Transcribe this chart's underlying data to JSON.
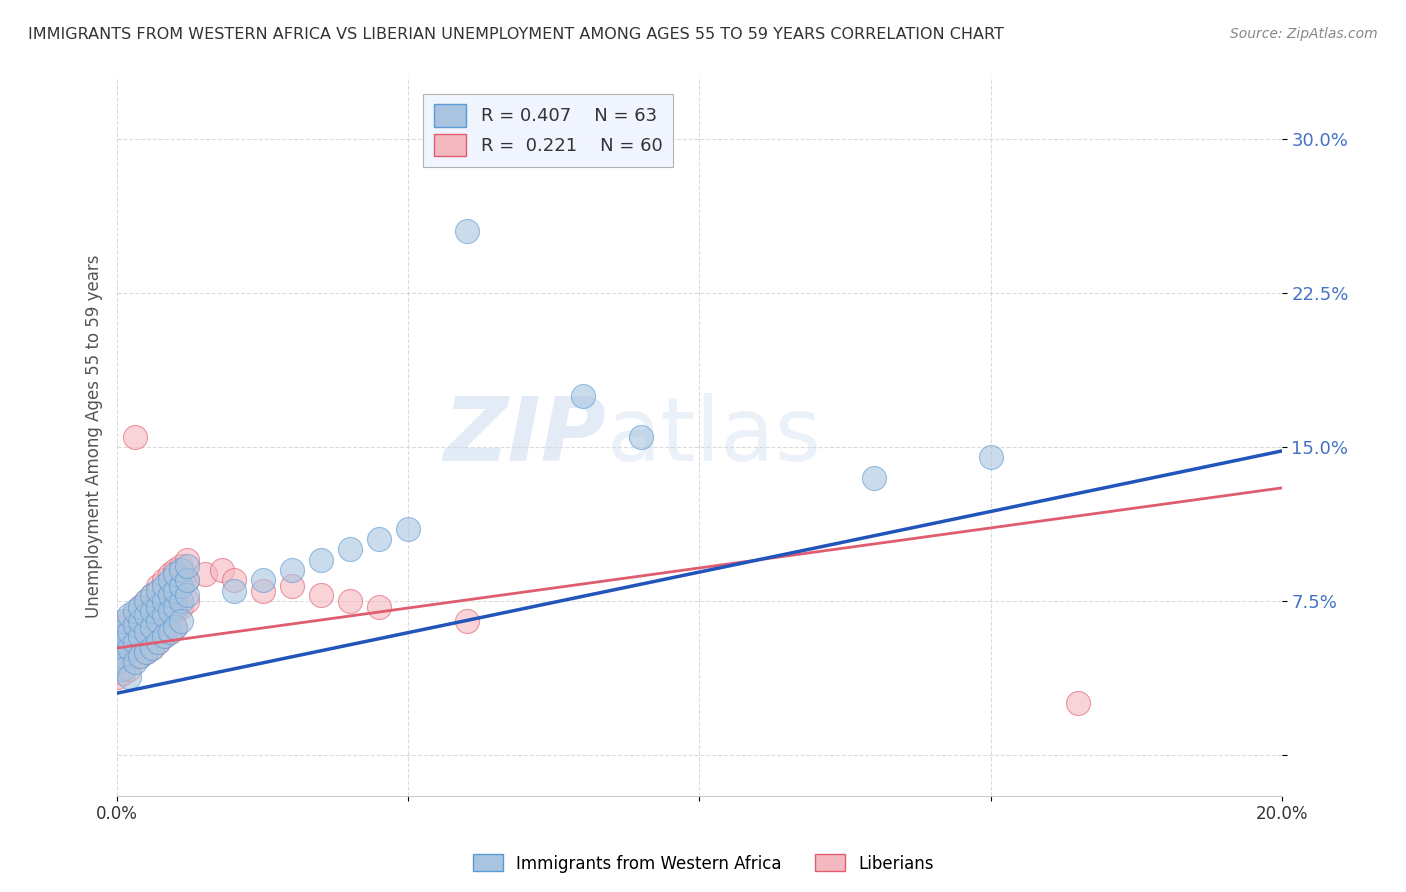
{
  "title": "IMMIGRANTS FROM WESTERN AFRICA VS LIBERIAN UNEMPLOYMENT AMONG AGES 55 TO 59 YEARS CORRELATION CHART",
  "source": "Source: ZipAtlas.com",
  "ylabel": "Unemployment Among Ages 55 to 59 years",
  "xlim": [
    0.0,
    0.2
  ],
  "ylim": [
    -0.02,
    0.33
  ],
  "yticks": [
    0.0,
    0.075,
    0.15,
    0.225,
    0.3
  ],
  "ytick_labels": [
    "",
    "7.5%",
    "15.0%",
    "22.5%",
    "30.0%"
  ],
  "xticks": [
    0.0,
    0.05,
    0.1,
    0.15,
    0.2
  ],
  "xtick_labels": [
    "0.0%",
    "",
    "",
    "",
    "20.0%"
  ],
  "blue_line_start": 0.03,
  "blue_line_end": 0.148,
  "pink_line_start": 0.052,
  "pink_line_end": 0.13,
  "series": [
    {
      "name": "Immigrants from Western Africa",
      "color": "#a8c4e0",
      "edge_color": "#5b9bd5",
      "R": 0.407,
      "N": 63,
      "line_color": "#2255bb",
      "line_style": "solid",
      "points": [
        [
          0.0,
          0.05
        ],
        [
          0.0,
          0.045
        ],
        [
          0.0,
          0.055
        ],
        [
          0.0,
          0.06
        ],
        [
          0.001,
          0.048
        ],
        [
          0.001,
          0.058
        ],
        [
          0.001,
          0.065
        ],
        [
          0.001,
          0.042
        ],
        [
          0.002,
          0.052
        ],
        [
          0.002,
          0.06
        ],
        [
          0.002,
          0.068
        ],
        [
          0.002,
          0.038
        ],
        [
          0.003,
          0.055
        ],
        [
          0.003,
          0.063
        ],
        [
          0.003,
          0.07
        ],
        [
          0.003,
          0.045
        ],
        [
          0.004,
          0.058
        ],
        [
          0.004,
          0.065
        ],
        [
          0.004,
          0.072
        ],
        [
          0.004,
          0.048
        ],
        [
          0.005,
          0.06
        ],
        [
          0.005,
          0.068
        ],
        [
          0.005,
          0.075
        ],
        [
          0.005,
          0.05
        ],
        [
          0.006,
          0.062
        ],
        [
          0.006,
          0.07
        ],
        [
          0.006,
          0.078
        ],
        [
          0.006,
          0.052
        ],
        [
          0.007,
          0.065
        ],
        [
          0.007,
          0.072
        ],
        [
          0.007,
          0.08
        ],
        [
          0.007,
          0.055
        ],
        [
          0.008,
          0.068
        ],
        [
          0.008,
          0.075
        ],
        [
          0.008,
          0.082
        ],
        [
          0.008,
          0.058
        ],
        [
          0.009,
          0.07
        ],
        [
          0.009,
          0.078
        ],
        [
          0.009,
          0.085
        ],
        [
          0.009,
          0.06
        ],
        [
          0.01,
          0.072
        ],
        [
          0.01,
          0.08
        ],
        [
          0.01,
          0.088
        ],
        [
          0.01,
          0.062
        ],
        [
          0.011,
          0.075
        ],
        [
          0.011,
          0.082
        ],
        [
          0.011,
          0.09
        ],
        [
          0.011,
          0.065
        ],
        [
          0.012,
          0.078
        ],
        [
          0.012,
          0.085
        ],
        [
          0.012,
          0.092
        ],
        [
          0.02,
          0.08
        ],
        [
          0.025,
          0.085
        ],
        [
          0.03,
          0.09
        ],
        [
          0.035,
          0.095
        ],
        [
          0.04,
          0.1
        ],
        [
          0.045,
          0.105
        ],
        [
          0.05,
          0.11
        ],
        [
          0.06,
          0.255
        ],
        [
          0.08,
          0.175
        ],
        [
          0.09,
          0.155
        ],
        [
          0.13,
          0.135
        ],
        [
          0.15,
          0.145
        ]
      ]
    },
    {
      "name": "Liberians",
      "color": "#f4b8c1",
      "edge_color": "#e05c6e",
      "R": 0.221,
      "N": 60,
      "line_color": "#e05c6e",
      "line_style": "solid",
      "points": [
        [
          0.0,
          0.058
        ],
        [
          0.0,
          0.052
        ],
        [
          0.0,
          0.045
        ],
        [
          0.0,
          0.038
        ],
        [
          0.001,
          0.062
        ],
        [
          0.001,
          0.055
        ],
        [
          0.001,
          0.048
        ],
        [
          0.001,
          0.04
        ],
        [
          0.002,
          0.065
        ],
        [
          0.002,
          0.058
        ],
        [
          0.002,
          0.05
        ],
        [
          0.002,
          0.042
        ],
        [
          0.003,
          0.155
        ],
        [
          0.003,
          0.068
        ],
        [
          0.003,
          0.06
        ],
        [
          0.003,
          0.052
        ],
        [
          0.004,
          0.072
        ],
        [
          0.004,
          0.065
        ],
        [
          0.004,
          0.055
        ],
        [
          0.004,
          0.048
        ],
        [
          0.005,
          0.075
        ],
        [
          0.005,
          0.068
        ],
        [
          0.005,
          0.058
        ],
        [
          0.005,
          0.05
        ],
        [
          0.006,
          0.078
        ],
        [
          0.006,
          0.07
        ],
        [
          0.006,
          0.06
        ],
        [
          0.006,
          0.052
        ],
        [
          0.007,
          0.082
        ],
        [
          0.007,
          0.072
        ],
        [
          0.007,
          0.062
        ],
        [
          0.007,
          0.055
        ],
        [
          0.008,
          0.085
        ],
        [
          0.008,
          0.075
        ],
        [
          0.008,
          0.065
        ],
        [
          0.008,
          0.058
        ],
        [
          0.009,
          0.088
        ],
        [
          0.009,
          0.078
        ],
        [
          0.009,
          0.068
        ],
        [
          0.009,
          0.06
        ],
        [
          0.01,
          0.09
        ],
        [
          0.01,
          0.08
        ],
        [
          0.01,
          0.07
        ],
        [
          0.01,
          0.062
        ],
        [
          0.011,
          0.092
        ],
        [
          0.011,
          0.082
        ],
        [
          0.011,
          0.072
        ],
        [
          0.012,
          0.095
        ],
        [
          0.012,
          0.085
        ],
        [
          0.012,
          0.075
        ],
        [
          0.015,
          0.088
        ],
        [
          0.018,
          0.09
        ],
        [
          0.02,
          0.085
        ],
        [
          0.025,
          0.08
        ],
        [
          0.03,
          0.082
        ],
        [
          0.035,
          0.078
        ],
        [
          0.04,
          0.075
        ],
        [
          0.045,
          0.072
        ],
        [
          0.165,
          0.025
        ],
        [
          0.06,
          0.065
        ]
      ]
    }
  ],
  "watermark_zip": "ZIP",
  "watermark_atlas": "atlas",
  "background_color": "#ffffff",
  "grid_color": "#cccccc",
  "title_color": "#333333",
  "axis_label_color": "#555555"
}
• • • •
How many of the lines above contain the string "name"? Give the number only.

2